Dataset excerpt
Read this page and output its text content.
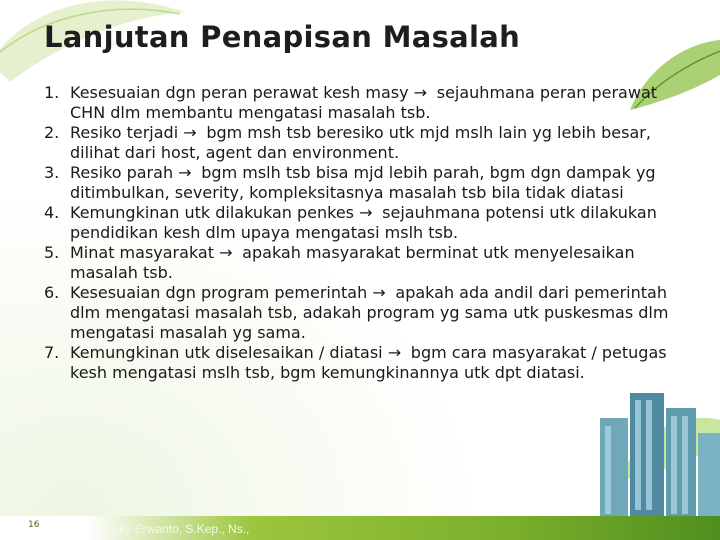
Lanjutan Penapisan Masalah
1. Kesesuaian dgn peran perawat kesh masy → sejauhmana peran perawat CHN dlm membantu mengatasi masalah tsb.
2. Resiko terjadi → bgm msh tsb beresiko utk mjd mslh lain yg lebih besar, dilihat dari host, agent dan environment.
3. Resiko parah → bgm mslh tsb bisa mjd lebih parah, bgm dgn dampak yg ditimbulkan, severity, kompleksitasnya masalah tsb bila tidak diatasi
4. Kemungkinan utk dilakukan penkes → sejauhmana potensi utk dilakukan pendidikan kesh dlm upaya mengatasi mslh tsb.
5. Minat masyarakat → apakah masyarakat berminat utk menyelesaikan masalah tsb.
6. Kesesuaian dgn program pemerintah → apakah ada andil dari pemerintah dlm mengatasi masalah tsb, adakah program yg sama utk puskesmas dlm mengatasi masalah yg sama.
7. Kemungkinan utk diselesaikan / diatasi → bgm cara masyarakat / petugas kesh mengatasi mslh tsb, bgm kemungkinannya utk dpt diatasi.
16	Rizky Erwanto, S.Kep., Ns.,
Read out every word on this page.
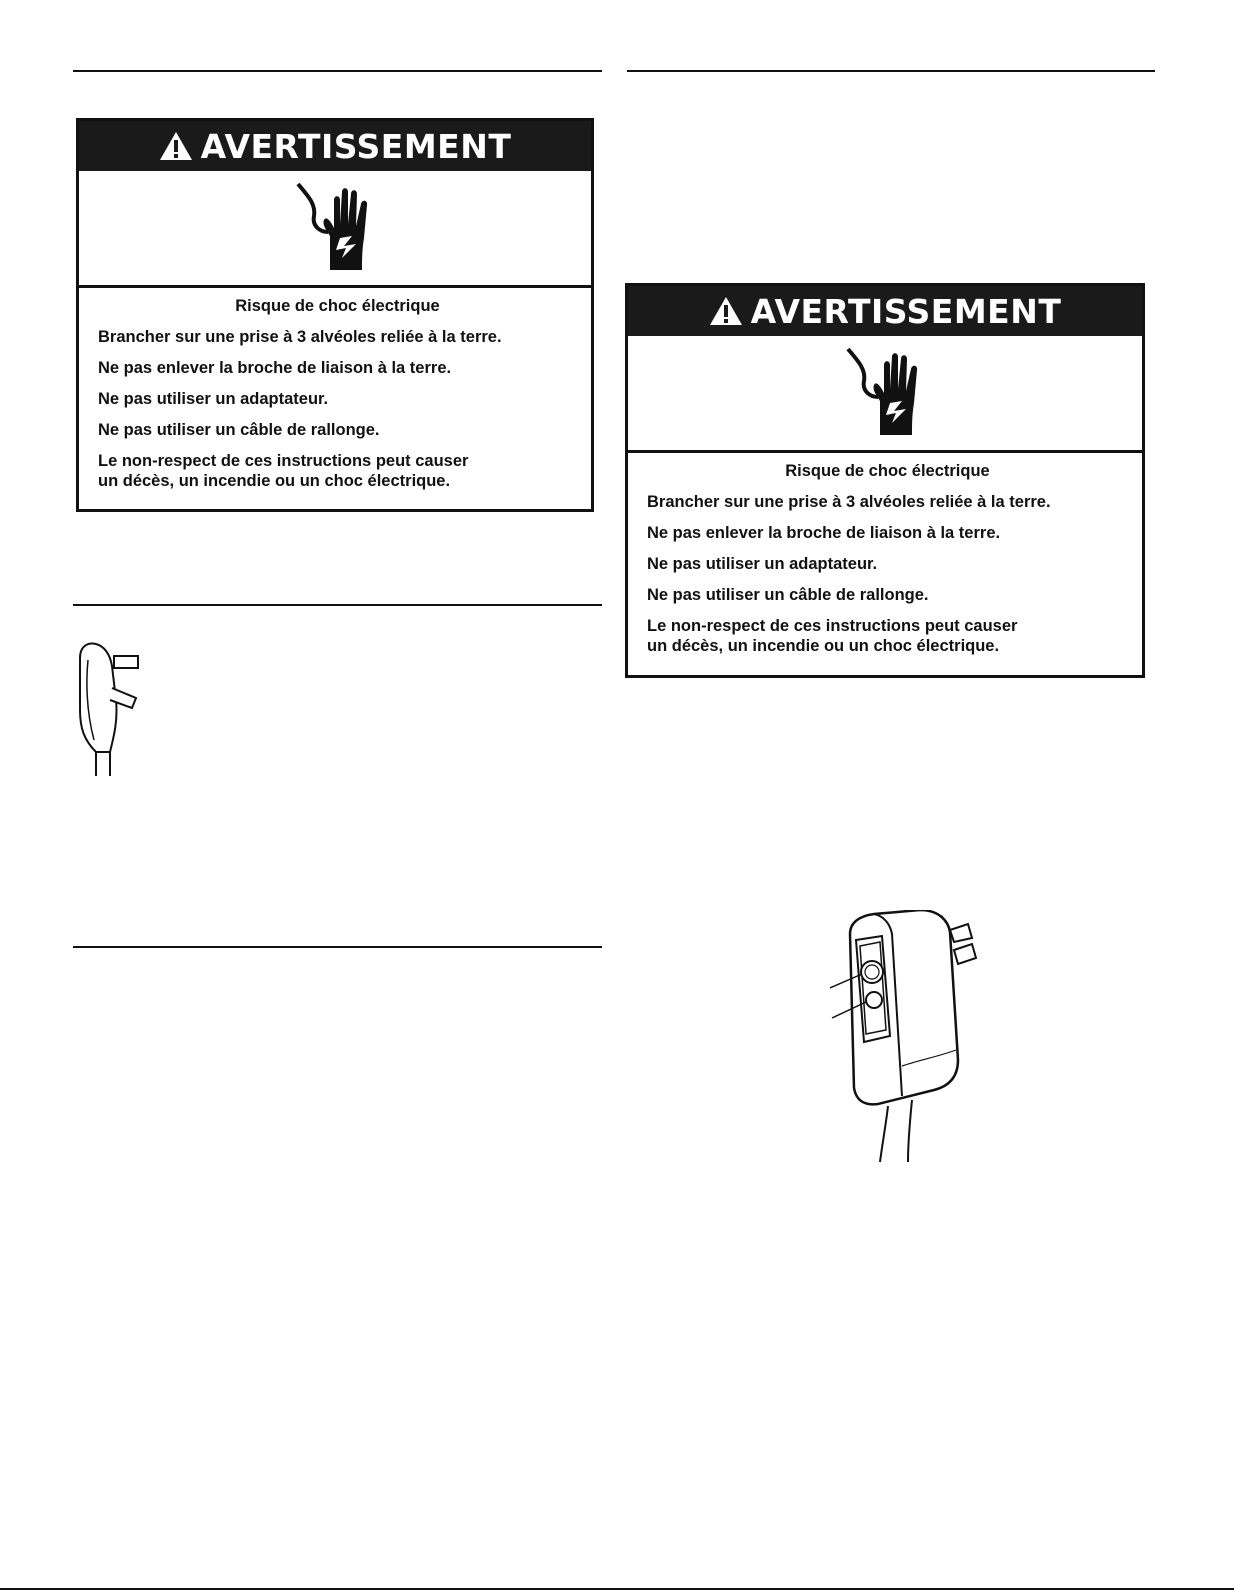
AVERTISSEMENT
Risque de choc électrique
Brancher sur une prise à 3 alvéoles reliée à la terre.
Ne pas enlever la broche de liaison à la terre.
Ne pas utiliser un adaptateur.
Ne pas utiliser un câble de rallonge.
Le non-respect de ces instructions peut causer
un décès, un incendie ou un choc électrique.
AVERTISSEMENT
Risque de choc électrique
Brancher sur une prise à 3 alvéoles reliée à la terre.
Ne pas enlever la broche de liaison à la terre.
Ne pas utiliser un adaptateur.
Ne pas utiliser un câble de rallonge.
Le non-respect de ces instructions peut causer
un décès, un incendie ou un choc électrique.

_Goal of the exercise_
Looking at the data above, how many lines hold the word "Resiko"? Respond with the number alone.

_Solution to this task_
2